→ **Exercise objective**: Reproduce the data in its entirety, exactly as supplied.

※

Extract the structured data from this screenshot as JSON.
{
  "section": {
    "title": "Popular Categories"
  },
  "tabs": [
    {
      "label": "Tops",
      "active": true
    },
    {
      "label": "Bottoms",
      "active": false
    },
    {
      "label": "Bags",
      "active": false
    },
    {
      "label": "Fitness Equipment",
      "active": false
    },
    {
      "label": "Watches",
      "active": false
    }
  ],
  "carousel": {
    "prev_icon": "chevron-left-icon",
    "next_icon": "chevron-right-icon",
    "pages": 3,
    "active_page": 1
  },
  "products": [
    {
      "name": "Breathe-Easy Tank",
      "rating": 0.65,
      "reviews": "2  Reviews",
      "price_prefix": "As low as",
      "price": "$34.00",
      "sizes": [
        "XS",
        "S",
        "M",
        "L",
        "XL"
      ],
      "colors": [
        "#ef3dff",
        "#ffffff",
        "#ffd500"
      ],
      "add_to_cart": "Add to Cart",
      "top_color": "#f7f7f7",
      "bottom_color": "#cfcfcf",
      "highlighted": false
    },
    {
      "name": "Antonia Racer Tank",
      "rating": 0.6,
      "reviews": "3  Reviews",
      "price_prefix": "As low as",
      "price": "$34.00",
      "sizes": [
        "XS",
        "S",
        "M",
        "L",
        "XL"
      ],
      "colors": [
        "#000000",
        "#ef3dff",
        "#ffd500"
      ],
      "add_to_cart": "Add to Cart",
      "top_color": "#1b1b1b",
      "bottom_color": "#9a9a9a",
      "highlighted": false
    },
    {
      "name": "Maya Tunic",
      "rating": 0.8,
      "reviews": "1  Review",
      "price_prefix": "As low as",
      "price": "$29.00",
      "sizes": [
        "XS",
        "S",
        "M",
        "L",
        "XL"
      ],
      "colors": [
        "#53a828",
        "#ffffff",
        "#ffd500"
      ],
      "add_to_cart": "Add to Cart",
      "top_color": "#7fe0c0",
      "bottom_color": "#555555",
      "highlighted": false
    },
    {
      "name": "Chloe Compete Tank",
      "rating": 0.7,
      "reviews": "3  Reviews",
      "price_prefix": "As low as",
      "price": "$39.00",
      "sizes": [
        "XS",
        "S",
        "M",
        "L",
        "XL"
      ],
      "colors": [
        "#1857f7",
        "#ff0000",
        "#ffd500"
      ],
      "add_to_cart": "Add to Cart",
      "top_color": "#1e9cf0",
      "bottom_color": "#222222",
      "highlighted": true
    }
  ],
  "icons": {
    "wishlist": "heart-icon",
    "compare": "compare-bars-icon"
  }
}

※

→ **Worked answer**:
Extract the structured data from this screenshot as JSON.
{
  "section": {
    "title": "Popular Categories"
  },
  "tabs": [
    {
      "label": "Tops",
      "active": true
    },
    {
      "label": "Bottoms",
      "active": false
    },
    {
      "label": "Bags",
      "active": false
    },
    {
      "label": "Fitness Equipment",
      "active": false
    },
    {
      "label": "Watches",
      "active": false
    }
  ],
  "carousel": {
    "prev_icon": "chevron-left-icon",
    "next_icon": "chevron-right-icon",
    "pages": 3,
    "active_page": 1
  },
  "products": [
    {
      "name": "Breathe-Easy Tank",
      "rating": 0.65,
      "reviews": "2  Reviews",
      "price_prefix": "As low as",
      "price": "$34.00",
      "sizes": [
        "XS",
        "S",
        "M",
        "L",
        "XL"
      ],
      "colors": [
        "#ef3dff",
        "#ffffff",
        "#ffd500"
      ],
      "add_to_cart": "Add to Cart",
      "top_color": "#f7f7f7",
      "bottom_color": "#cfcfcf",
      "highlighted": false
    },
    {
      "name": "Antonia Racer Tank",
      "rating": 0.6,
      "reviews": "3  Reviews",
      "price_prefix": "As low as",
      "price": "$34.00",
      "sizes": [
        "XS",
        "S",
        "M",
        "L",
        "XL"
      ],
      "colors": [
        "#000000",
        "#ef3dff",
        "#ffd500"
      ],
      "add_to_cart": "Add to Cart",
      "top_color": "#1b1b1b",
      "bottom_color": "#9a9a9a",
      "highlighted": false
    },
    {
      "name": "Maya Tunic",
      "rating": 0.8,
      "reviews": "1  Review",
      "price_prefix": "As low as",
      "price": "$29.00",
      "sizes": [
        "XS",
        "S",
        "M",
        "L",
        "XL"
      ],
      "colors": [
        "#53a828",
        "#ffffff",
        "#ffd500"
      ],
      "add_to_cart": "Add to Cart",
      "top_color": "#7fe0c0",
      "bottom_color": "#555555",
      "highlighted": false
    },
    {
      "name": "Chloe Compete Tank",
      "rating": 0.7,
      "reviews": "3  Reviews",
      "price_prefix": "As low as",
      "price": "$39.00",
      "sizes": [
        "XS",
        "S",
        "M",
        "L",
        "XL"
      ],
      "colors": [
        "#1857f7",
        "#ff0000",
        "#ffd500"
      ],
      "add_to_cart": "Add to Cart",
      "top_color": "#1e9cf0",
      "bottom_color": "#222222",
      "highlighted": true
    }
  ],
  "icons": {
    "wishlist": "heart-icon",
    "compare": "compare-bars-icon"
  }
}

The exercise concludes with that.